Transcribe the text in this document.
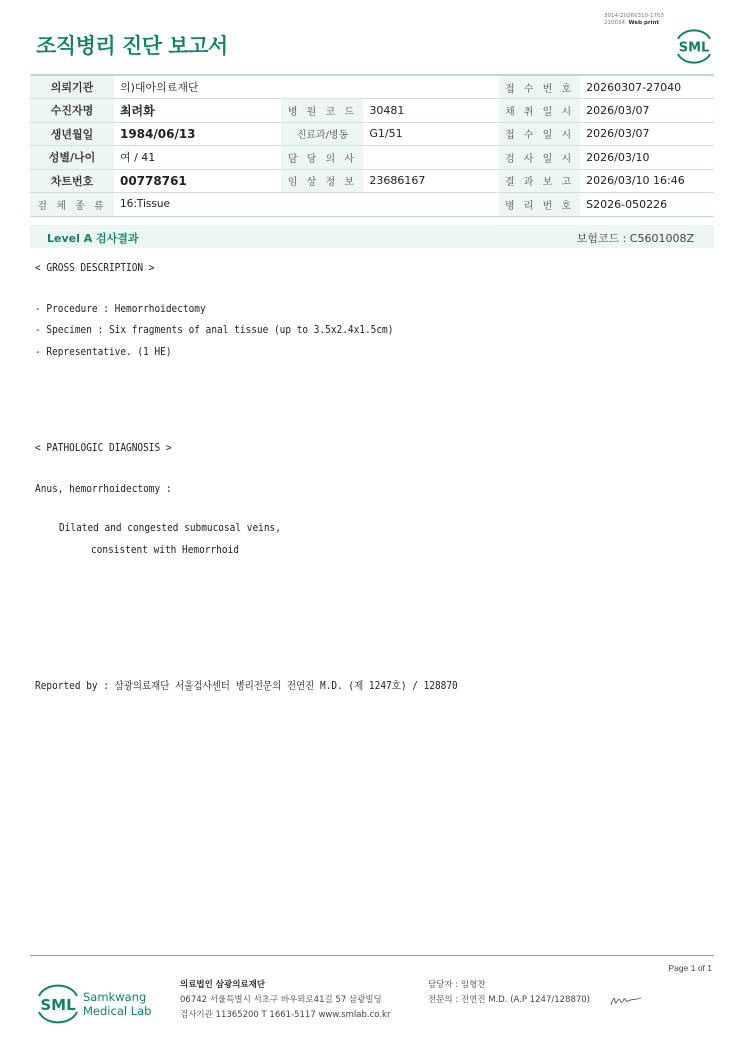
3014-20260310-1703
210034 Web print
조직병리 진단 보고서	SML
의뢰기관	의)대아의료재단			접 수 번 호	20260307-27040
수진자명	최려화	병 원 코 드	30481	채 취 일 시	2026/03/07
생년월일	1984/06/13	진료과/병동	G1/51	접 수 일 시	2026/03/07
성별/나이	여 / 41	담 당 의 사		검 사 일 시	2026/03/10
차트번호	00778761	임 상 정 보	23686167	결 과 보 고	2026/03/10 16:46
검 체 종 류	16:Tissue			병 리 번 호	S2026-050226
Level A 검사결과	보험코드 : C5601008Z
< GROSS DESCRIPTION >
- Procedure : Hemorrhoidectomy
- Specimen : Six fragments of anal tissue (up to 3.5x2.4x1.5cm)
- Representative. (1 HE)
< PATHOLOGIC DIAGNOSIS >
Anus, hemorrhoidectomy :
Dilated and congested submucosal veins,
consistent with Hemorrhoid
Reported by : 삼광의료재단 서울검사센터 병리전문의 전연진 M.D. (제 1247호) / 128870
Page 1 of 1
SML Samkwang
Medical Lab
의료법인 삼광의료재단
06742 서울특별시 서초구 바우뫼로41길 57 삼광빌딩
검사기관 11365200 T 1661-5117 www.smlab.co.kr
담당자 : 임형찬
전문의 : 전연진 M.D. (A.P 1247/128870)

──────────

§ Your instructions: Above are the records; reproduce them exactly and leave out the pictures.

§ Solution for this problem:
Transcribe the text in this document.
3014-20260310-1703
210034 Web print
조직병리 진단 보고서	SML
의뢰기관	의)대아의료재단			접 수 번 호	20260307-27040
수진자명	최려화	병 원 코 드	30481	채 취 일 시	2026/03/07
생년월일	1984/06/13	진료과/병동	G1/51	접 수 일 시	2026/03/07
성별/나이	여 / 41	담 당 의 사		검 사 일 시	2026/03/10
차트번호	00778761	임 상 정 보	23686167	결 과 보 고	2026/03/10 16:46
검 체 종 류	16:Tissue			병 리 번 호	S2026-050226
Level A 검사결과	보험코드 : C5601008Z
< GROSS DESCRIPTION >
- Procedure : Hemorrhoidectomy
- Specimen : Six fragments of anal tissue (up to 3.5x2.4x1.5cm)
- Representative. (1 HE)
< PATHOLOGIC DIAGNOSIS >
Anus, hemorrhoidectomy :
Dilated and congested submucosal veins,
consistent with Hemorrhoid
Reported by : 삼광의료재단 서울검사센터 병리전문의 전연진 M.D. (제 1247호) / 128870
Page 1 of 1
SML Samkwang
Medical Lab
의료법인 삼광의료재단
06742 서울특별시 서초구 바우뫼로41길 57 삼광빌딩
검사기관 11365200 T 1661-5117 www.smlab.co.kr
담당자 : 임형찬
전문의 : 전연진 M.D. (A.P 1247/128870)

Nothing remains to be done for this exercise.